Stated exercise -> Reproduce every one of the lines below word for word, leaving out any pictures.

** START **

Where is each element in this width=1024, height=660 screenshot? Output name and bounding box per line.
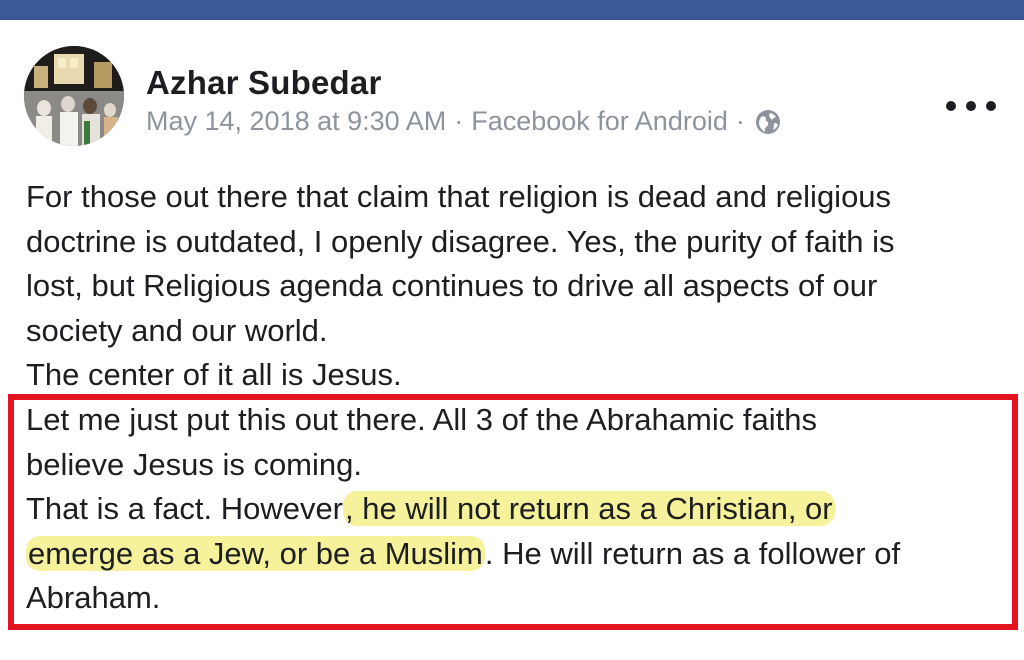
- body-line: For those out there that claim that reli…: [26, 179, 892, 214]
- body-line: doctrine is outdated, I openly disagree.…: [26, 223, 895, 259]
- meta-separator: ·: [454, 106, 464, 136]
- app-header-bar: [0, 0, 1024, 20]
- post-meta: May 14, 2018 at 9:30 AM · Facebook for A…: [146, 106, 781, 137]
- facebook-post: Azhar Subedar May 14, 2018 at 9:30 AM · …: [0, 20, 1024, 660]
- post-timestamp[interactable]: May 14, 2018 at 9:30 AM: [146, 106, 446, 137]
- meta-separator-2: ·: [735, 106, 745, 136]
- avatar-photo-icon: [24, 46, 124, 146]
- author-name[interactable]: Azhar Subedar: [146, 64, 382, 102]
- more-options-icon[interactable]: [946, 96, 996, 116]
- avatar[interactable]: [24, 46, 124, 146]
- annotation-box: [8, 394, 1018, 630]
- body-line: lost, but Religious agenda continues to …: [26, 268, 878, 304]
- post-source: Facebook for Android: [471, 106, 728, 136]
- globe-icon[interactable]: [755, 109, 781, 135]
- body-line: The center of it all is Jesus.: [26, 357, 402, 393]
- body-line: society and our world.: [26, 312, 328, 348]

** END **

Output for this exercise ->
Where is each element in this width=1024, height=660 screenshot? Output name and bounding box per line.
- body-line: For those out there that claim that reli…: [26, 179, 892, 214]
- body-line: doctrine is outdated, I openly disagree.…: [26, 223, 895, 259]
- meta-separator: ·: [454, 106, 464, 136]
- app-header-bar: [0, 0, 1024, 20]
- post-meta: May 14, 2018 at 9:30 AM · Facebook for A…: [146, 106, 781, 137]
- facebook-post: Azhar Subedar May 14, 2018 at 9:30 AM · …: [0, 20, 1024, 660]
- post-timestamp[interactable]: May 14, 2018 at 9:30 AM: [146, 106, 446, 137]
- meta-separator-2: ·: [735, 106, 745, 136]
- avatar-photo-icon: [24, 46, 124, 146]
- author-name[interactable]: Azhar Subedar: [146, 64, 382, 102]
- more-options-icon[interactable]: [946, 96, 996, 116]
- avatar[interactable]: [24, 46, 124, 146]
- annotation-box: [8, 394, 1018, 630]
- body-line: lost, but Religious agenda continues to …: [26, 268, 878, 304]
- post-source: Facebook for Android: [471, 106, 728, 136]
- globe-icon[interactable]: [755, 109, 781, 135]
- body-line: The center of it all is Jesus.: [26, 357, 402, 393]
- body-line: society and our world.: [26, 312, 328, 348]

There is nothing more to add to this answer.